Restate the records below word for word, and omit the images they hold.

START THE RECORDS

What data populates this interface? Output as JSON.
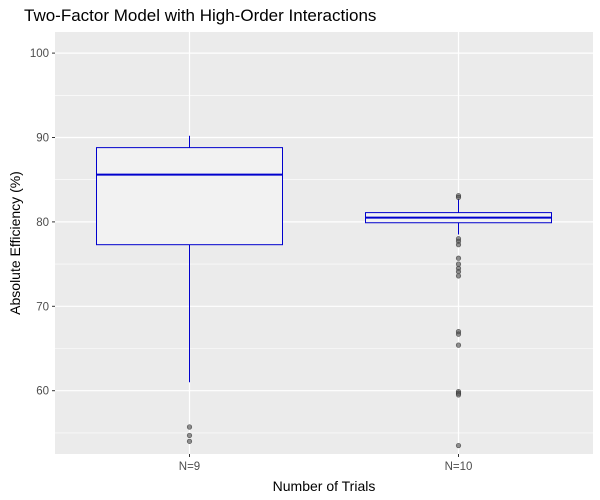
{
  "chart_data": {
    "type": "box",
    "title": "Two-Factor Model with High-Order Interactions",
    "xlabel": "Number of Trials",
    "ylabel": "Absolute Efficiency (%)",
    "categories": [
      "N=9",
      "N=10"
    ],
    "ylim": [
      52.5,
      102.5
    ],
    "yticks": [
      60,
      70,
      80,
      90,
      100
    ],
    "grid": true,
    "boxes": [
      {
        "category": "N=9",
        "whisker_low": 61.0,
        "q1": 77.3,
        "median": 85.6,
        "q3": 88.8,
        "whisker_high": 90.2,
        "outliers": [
          55.7,
          54.7,
          54.0
        ]
      },
      {
        "category": "N=10",
        "whisker_low": 78.5,
        "q1": 79.9,
        "median": 80.5,
        "q3": 81.1,
        "whisker_high": 82.7,
        "outliers": [
          83.1,
          82.9,
          78.0,
          77.7,
          77.3,
          75.7,
          75.0,
          74.5,
          74.1,
          73.6,
          67.0,
          66.7,
          65.4,
          59.9,
          59.7,
          59.5,
          53.5
        ]
      }
    ],
    "colors": {
      "panel_bg": "#ebebeb",
      "grid": "#ffffff",
      "box_stroke": "#0000cd",
      "box_fill": "#f2f2f2",
      "outlier": "#555555"
    }
  }
}
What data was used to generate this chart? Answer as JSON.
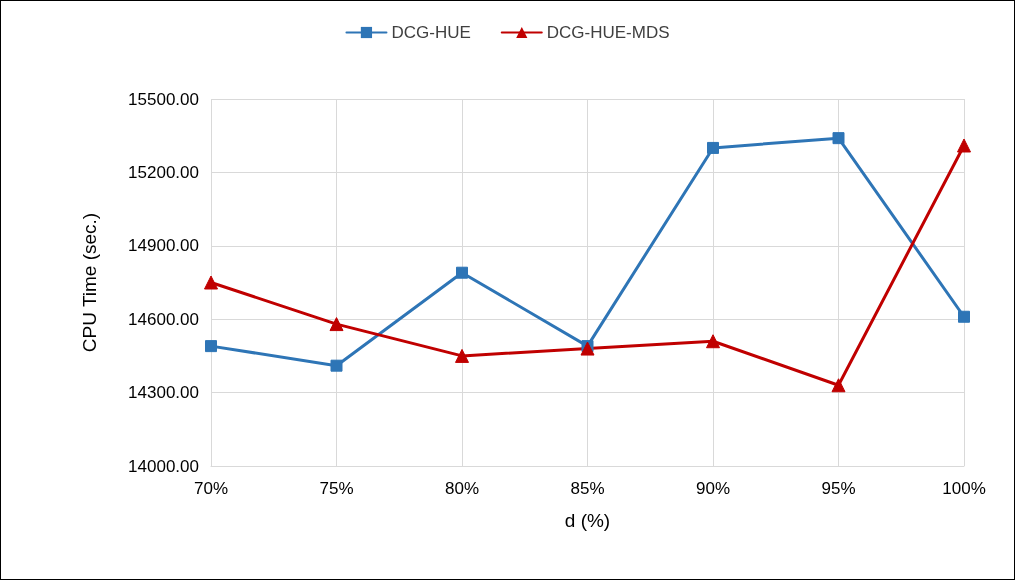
{
  "chart_data": {
    "type": "line",
    "xlabel": "d (%)",
    "ylabel": "CPU Time (sec.)",
    "categories": [
      "70%",
      "75%",
      "80%",
      "85%",
      "90%",
      "95%",
      "100%"
    ],
    "series": [
      {
        "name": "DCG-HUE",
        "color": "#2e75b6",
        "marker": "square",
        "values": [
          14490,
          14410,
          14790,
          14490,
          15300,
          15340,
          14610
        ]
      },
      {
        "name": "DCG-HUE-MDS",
        "color": "#c00000",
        "marker": "triangle",
        "values": [
          14750,
          14580,
          14450,
          14480,
          14510,
          14330,
          15310
        ]
      }
    ],
    "ylim": [
      14000,
      15500
    ],
    "yticks": [
      {
        "value": 14000,
        "label": "14000.00"
      },
      {
        "value": 14300,
        "label": "14300.00"
      },
      {
        "value": 14600,
        "label": "14600.00"
      },
      {
        "value": 14900,
        "label": "14900.00"
      },
      {
        "value": 15200,
        "label": "15200.00"
      },
      {
        "value": 15500,
        "label": "15500.00"
      }
    ],
    "grid": true,
    "legend": "top",
    "line_style": "solid"
  }
}
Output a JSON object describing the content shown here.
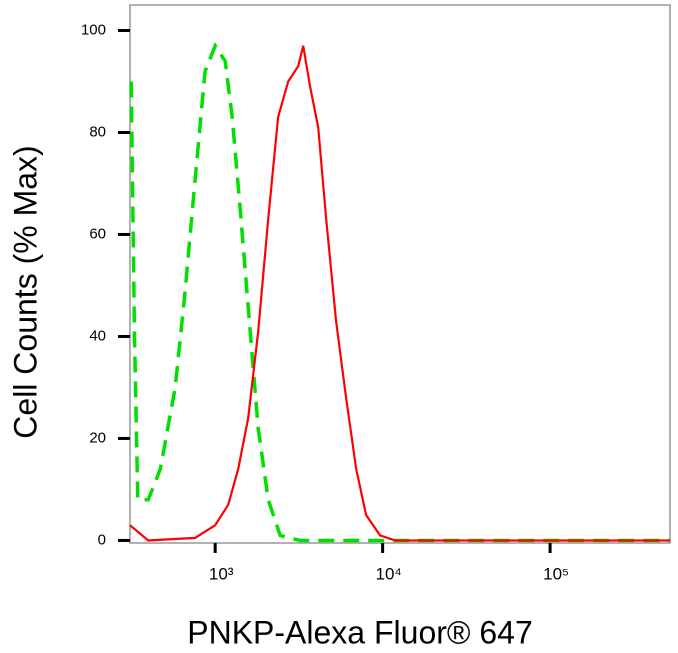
{
  "chart_data": {
    "type": "line",
    "xlabel": "PNKP-Alexa Fluor® 647",
    "ylabel": "Cell Counts (% Max)",
    "xscale": "log",
    "xlim": [
      310,
      520000
    ],
    "ylim": [
      -0.5,
      105
    ],
    "xticks": [
      {
        "value": 1000,
        "label": "10³"
      },
      {
        "value": 10000,
        "label": "10⁴"
      },
      {
        "value": 100000,
        "label": "10⁵"
      }
    ],
    "yticks": [
      0,
      20,
      40,
      60,
      80,
      100
    ],
    "series": [
      {
        "color": "#00e000",
        "dashed": true,
        "x": [
          315,
          330,
          345,
          398,
          470,
          577,
          662,
          760,
          871,
          1000,
          1148,
          1263,
          1410,
          1618,
          1806,
          2072,
          2444,
          3216,
          10000,
          520000
        ],
        "values": [
          90,
          40,
          8,
          8,
          14,
          30,
          49,
          71,
          92,
          97,
          94,
          83,
          65,
          41,
          22,
          8,
          1,
          0,
          0,
          0
        ]
      },
      {
        "color": "#ff0000",
        "dashed": false,
        "x": [
          310,
          398,
          760,
          1000,
          1196,
          1372,
          1574,
          1806,
          2072,
          2377,
          2728,
          3131,
          3353,
          3690,
          4121,
          4603,
          5276,
          6053,
          6950,
          7967,
          9661,
          11885,
          520000
        ],
        "values": [
          3,
          0,
          0.5,
          3,
          7,
          14,
          24,
          41,
          63,
          83,
          90,
          93,
          97,
          89,
          81,
          63,
          43,
          28,
          14,
          5,
          1,
          0,
          0
        ]
      }
    ]
  }
}
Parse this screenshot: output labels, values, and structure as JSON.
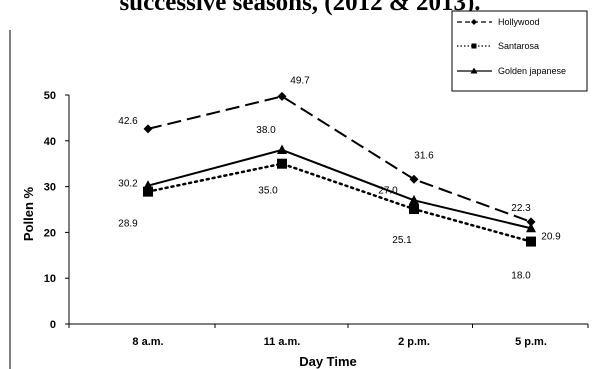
{
  "chart_data": {
    "type": "line",
    "title": "successive seasons, (2012 & 2013).",
    "xlabel": "Day Time",
    "ylabel": "Pollen %",
    "categories": [
      "8 a.m.",
      "11 a.m.",
      "2 p.m.",
      "5 p.m."
    ],
    "ylim": [
      0,
      50
    ],
    "yticks": [
      0,
      10,
      20,
      30,
      40,
      50
    ],
    "grid": false,
    "legend_position": "top-right",
    "series": [
      {
        "name": "Hollywood",
        "values": [
          42.6,
          49.7,
          31.6,
          22.3
        ],
        "labels": [
          "42.6",
          "49.7",
          "31.6",
          "22.3"
        ],
        "line_style": "dashed",
        "marker": "diamond",
        "color": "#000000"
      },
      {
        "name": "Santarosa",
        "values": [
          28.9,
          35.0,
          25.1,
          18.0
        ],
        "labels": [
          "28.9",
          "35.0",
          "25.1",
          "18.0"
        ],
        "line_style": "dotted",
        "marker": "square",
        "color": "#000000"
      },
      {
        "name": "Golden japanese",
        "values": [
          30.2,
          38.0,
          27.0,
          20.9
        ],
        "labels": [
          "30.2",
          "38.0",
          "27.0",
          "20.9"
        ],
        "line_style": "solid",
        "marker": "triangle",
        "color": "#000000"
      }
    ]
  }
}
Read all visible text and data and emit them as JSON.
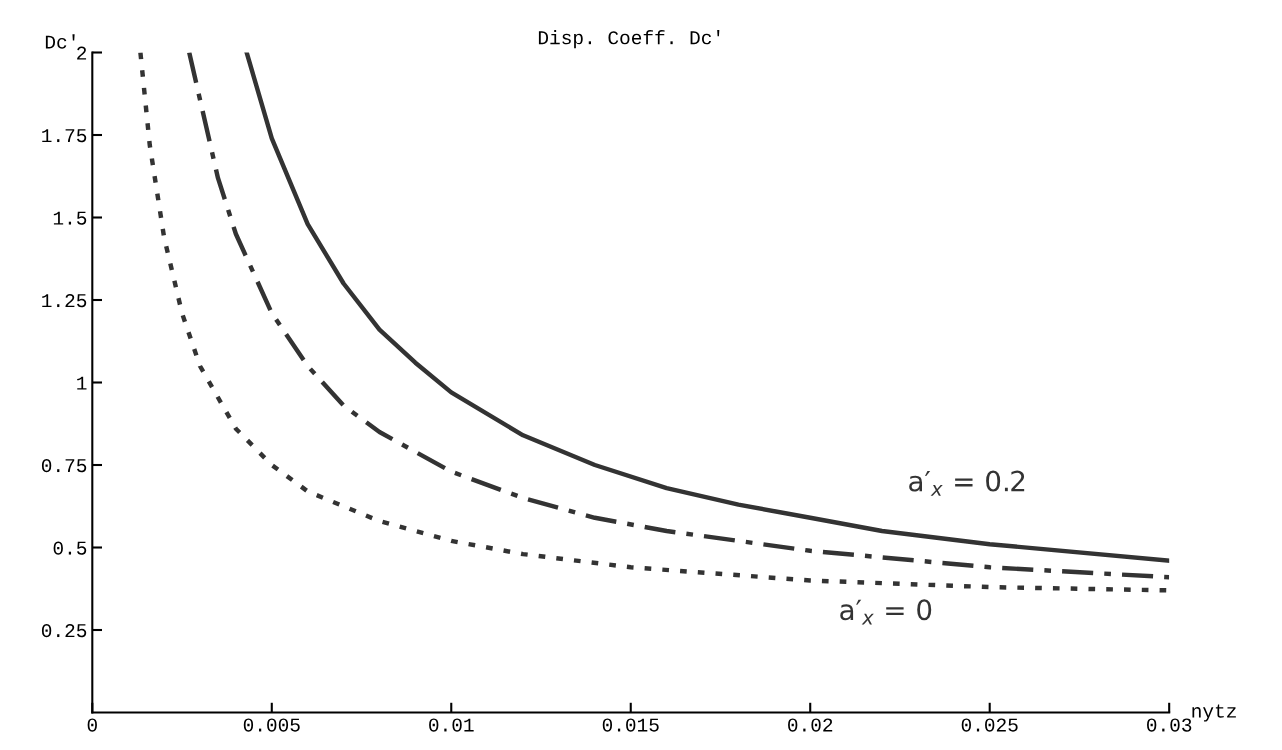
{
  "chart_data": {
    "type": "line",
    "title": "Disp. Coeff. Dc′",
    "xlabel": "nytz",
    "ylabel": "Dc′",
    "xlim": [
      0,
      0.03
    ],
    "ylim": [
      0,
      2
    ],
    "xticks": [
      0,
      0.005,
      0.01,
      0.015,
      0.02,
      0.025,
      0.03
    ],
    "yticks": [
      0.25,
      0.5,
      0.75,
      1,
      1.25,
      1.5,
      1.75,
      2
    ],
    "grid": false,
    "marker": "none",
    "series": [
      {
        "color": "#333333",
        "line_style": "solid",
        "x": [
          0.0043,
          0.005,
          0.006,
          0.007,
          0.008,
          0.009,
          0.01,
          0.012,
          0.014,
          0.016,
          0.018,
          0.02,
          0.022,
          0.025,
          0.03
        ],
        "values": [
          2.0,
          1.74,
          1.48,
          1.3,
          1.16,
          1.06,
          0.97,
          0.84,
          0.75,
          0.68,
          0.63,
          0.59,
          0.55,
          0.51,
          0.46
        ]
      },
      {
        "color": "#333333",
        "line_style": "dashdot",
        "x": [
          0.0027,
          0.0035,
          0.004,
          0.005,
          0.006,
          0.007,
          0.008,
          0.01,
          0.012,
          0.014,
          0.016,
          0.02,
          0.025,
          0.03
        ],
        "values": [
          2.0,
          1.62,
          1.45,
          1.21,
          1.05,
          0.93,
          0.85,
          0.73,
          0.65,
          0.59,
          0.55,
          0.49,
          0.44,
          0.41
        ]
      },
      {
        "color": "#333333",
        "line_style": "dotted",
        "x": [
          0.00134,
          0.0016,
          0.002,
          0.0025,
          0.003,
          0.004,
          0.005,
          0.006,
          0.008,
          0.01,
          0.012,
          0.015,
          0.02,
          0.025,
          0.03
        ],
        "values": [
          2.0,
          1.72,
          1.44,
          1.21,
          1.05,
          0.86,
          0.75,
          0.67,
          0.58,
          0.52,
          0.48,
          0.44,
          0.4,
          0.38,
          0.37
        ]
      }
    ],
    "annotations": [
      "a′$_{x}$ = 0.2",
      "a′$_{x}$ = 0"
    ]
  }
}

END THE RECORDS

◆ **WRITTEN RESPONSE**:
What data populates this interface? Output as JSON.
{
  "chart_data": {
    "type": "box",
    "title": "Two-Factor Model with High-Order Interactions",
    "xlabel": "Number of Trials",
    "ylabel": "Absolute Efficiency (%)",
    "categories": [
      "N=9",
      "N=10"
    ],
    "ylim": [
      52.5,
      102.5
    ],
    "yticks": [
      60,
      70,
      80,
      90,
      100
    ],
    "grid": true,
    "boxes": [
      {
        "category": "N=9",
        "whisker_low": 61.0,
        "q1": 77.3,
        "median": 85.6,
        "q3": 88.8,
        "whisker_high": 90.2,
        "outliers": [
          55.7,
          54.7,
          54.0
        ]
      },
      {
        "category": "N=10",
        "whisker_low": 78.5,
        "q1": 79.9,
        "median": 80.5,
        "q3": 81.1,
        "whisker_high": 82.7,
        "outliers": [
          83.1,
          82.9,
          78.0,
          77.7,
          77.3,
          75.7,
          75.0,
          74.5,
          74.1,
          73.6,
          67.0,
          66.7,
          65.4,
          59.9,
          59.7,
          59.5,
          53.5
        ]
      }
    ],
    "colors": {
      "panel_bg": "#ebebeb",
      "grid": "#ffffff",
      "box_stroke": "#0000cd",
      "box_fill": "#f2f2f2",
      "outlier": "#555555"
    }
  }
}
What data was used to generate this chart? Answer as JSON.
{
  "chart_data": {
    "type": "line",
    "xlabel": "d (%)",
    "ylabel": "CPU Time (sec.)",
    "categories": [
      "70%",
      "75%",
      "80%",
      "85%",
      "90%",
      "95%",
      "100%"
    ],
    "series": [
      {
        "name": "DCG-HUE",
        "color": "#2e75b6",
        "marker": "square",
        "values": [
          14490,
          14410,
          14790,
          14490,
          15300,
          15340,
          14610
        ]
      },
      {
        "name": "DCG-HUE-MDS",
        "color": "#c00000",
        "marker": "triangle",
        "values": [
          14750,
          14580,
          14450,
          14480,
          14510,
          14330,
          15310
        ]
      }
    ],
    "ylim": [
      14000,
      15500
    ],
    "yticks": [
      {
        "value": 14000,
        "label": "14000.00"
      },
      {
        "value": 14300,
        "label": "14300.00"
      },
      {
        "value": 14600,
        "label": "14600.00"
      },
      {
        "value": 14900,
        "label": "14900.00"
      },
      {
        "value": 15200,
        "label": "15200.00"
      },
      {
        "value": 15500,
        "label": "15500.00"
      }
    ],
    "grid": true,
    "legend": "top",
    "line_style": "solid"
  }
}
Output a JSON object describing the content shown here.
{
  "chart_data": {
    "type": "line",
    "xlabel": "PNKP-Alexa Fluor® 647",
    "ylabel": "Cell Counts (% Max)",
    "xscale": "log",
    "xlim": [
      310,
      520000
    ],
    "ylim": [
      -0.5,
      105
    ],
    "xticks": [
      {
        "value": 1000,
        "label": "10³"
      },
      {
        "value": 10000,
        "label": "10⁴"
      },
      {
        "value": 100000,
        "label": "10⁵"
      }
    ],
    "yticks": [
      0,
      20,
      40,
      60,
      80,
      100
    ],
    "series": [
      {
        "color": "#00e000",
        "dashed": true,
        "x": [
          315,
          330,
          345,
          398,
          470,
          577,
          662,
          760,
          871,
          1000,
          1148,
          1263,
          1410,
          1618,
          1806,
          2072,
          2444,
          3216,
          10000,
          520000
        ],
        "values": [
          90,
          40,
          8,
          8,
          14,
          30,
          49,
          71,
          92,
          97,
          94,
          83,
          65,
          41,
          22,
          8,
          1,
          0,
          0,
          0
        ]
      },
      {
        "color": "#ff0000",
        "dashed": false,
        "x": [
          310,
          398,
          760,
          1000,
          1196,
          1372,
          1574,
          1806,
          2072,
          2377,
          2728,
          3131,
          3353,
          3690,
          4121,
          4603,
          5276,
          6053,
          6950,
          7967,
          9661,
          11885,
          520000
        ],
        "values": [
          3,
          0,
          0.5,
          3,
          7,
          14,
          24,
          41,
          63,
          83,
          90,
          93,
          97,
          89,
          81,
          63,
          43,
          28,
          14,
          5,
          1,
          0,
          0
        ]
      }
    ]
  }
}
Parse this screenshot: output labels, values, and structure as JSON.
{
  "chart_data": {
    "type": "line",
    "title": "successive seasons, (2012 & 2013).",
    "xlabel": "Day Time",
    "ylabel": "Pollen %",
    "categories": [
      "8 a.m.",
      "11 a.m.",
      "2 p.m.",
      "5 p.m."
    ],
    "ylim": [
      0,
      50
    ],
    "yticks": [
      0,
      10,
      20,
      30,
      40,
      50
    ],
    "grid": false,
    "legend_position": "top-right",
    "series": [
      {
        "name": "Hollywood",
        "values": [
          42.6,
          49.7,
          31.6,
          22.3
        ],
        "labels": [
          "42.6",
          "49.7",
          "31.6",
          "22.3"
        ],
        "line_style": "dashed",
        "marker": "diamond",
        "color": "#000000"
      },
      {
        "name": "Santarosa",
        "values": [
          28.9,
          35.0,
          25.1,
          18.0
        ],
        "labels": [
          "28.9",
          "35.0",
          "25.1",
          "18.0"
        ],
        "line_style": "dotted",
        "marker": "square",
        "color": "#000000"
      },
      {
        "name": "Golden japanese",
        "values": [
          30.2,
          38.0,
          27.0,
          20.9
        ],
        "labels": [
          "30.2",
          "38.0",
          "27.0",
          "20.9"
        ],
        "line_style": "solid",
        "marker": "triangle",
        "color": "#000000"
      }
    ]
  }
}
Read all visible text and data and emit them as JSON.
{
  "chart_data": {
    "type": "line",
    "title": "Disp. Coeff. Dc′",
    "xlabel": "nytz",
    "ylabel": "Dc′",
    "xlim": [
      0,
      0.03
    ],
    "ylim": [
      0,
      2
    ],
    "xticks": [
      0,
      0.005,
      0.01,
      0.015,
      0.02,
      0.025,
      0.03
    ],
    "yticks": [
      0.25,
      0.5,
      0.75,
      1,
      1.25,
      1.5,
      1.75,
      2
    ],
    "grid": false,
    "marker": "none",
    "series": [
      {
        "color": "#333333",
        "line_style": "solid",
        "x": [
          0.0043,
          0.005,
          0.006,
          0.007,
          0.008,
          0.009,
          0.01,
          0.012,
          0.014,
          0.016,
          0.018,
          0.02,
          0.022,
          0.025,
          0.03
        ],
        "values": [
          2.0,
          1.74,
          1.48,
          1.3,
          1.16,
          1.06,
          0.97,
          0.84,
          0.75,
          0.68,
          0.63,
          0.59,
          0.55,
          0.51,
          0.46
        ]
      },
      {
        "color": "#333333",
        "line_style": "dashdot",
        "x": [
          0.0027,
          0.0035,
          0.004,
          0.005,
          0.006,
          0.007,
          0.008,
          0.01,
          0.012,
          0.014,
          0.016,
          0.02,
          0.025,
          0.03
        ],
        "values": [
          2.0,
          1.62,
          1.45,
          1.21,
          1.05,
          0.93,
          0.85,
          0.73,
          0.65,
          0.59,
          0.55,
          0.49,
          0.44,
          0.41
        ]
      },
      {
        "color": "#333333",
        "line_style": "dotted",
        "x": [
          0.00134,
          0.0016,
          0.002,
          0.0025,
          0.003,
          0.004,
          0.005,
          0.006,
          0.008,
          0.01,
          0.012,
          0.015,
          0.02,
          0.025,
          0.03
        ],
        "values": [
          2.0,
          1.72,
          1.44,
          1.21,
          1.05,
          0.86,
          0.75,
          0.67,
          0.58,
          0.52,
          0.48,
          0.44,
          0.4,
          0.38,
          0.37
        ]
      }
    ],
    "annotations": [
      "a′$_{x}$ = 0.2",
      "a′$_{x}$ = 0"
    ]
  }
}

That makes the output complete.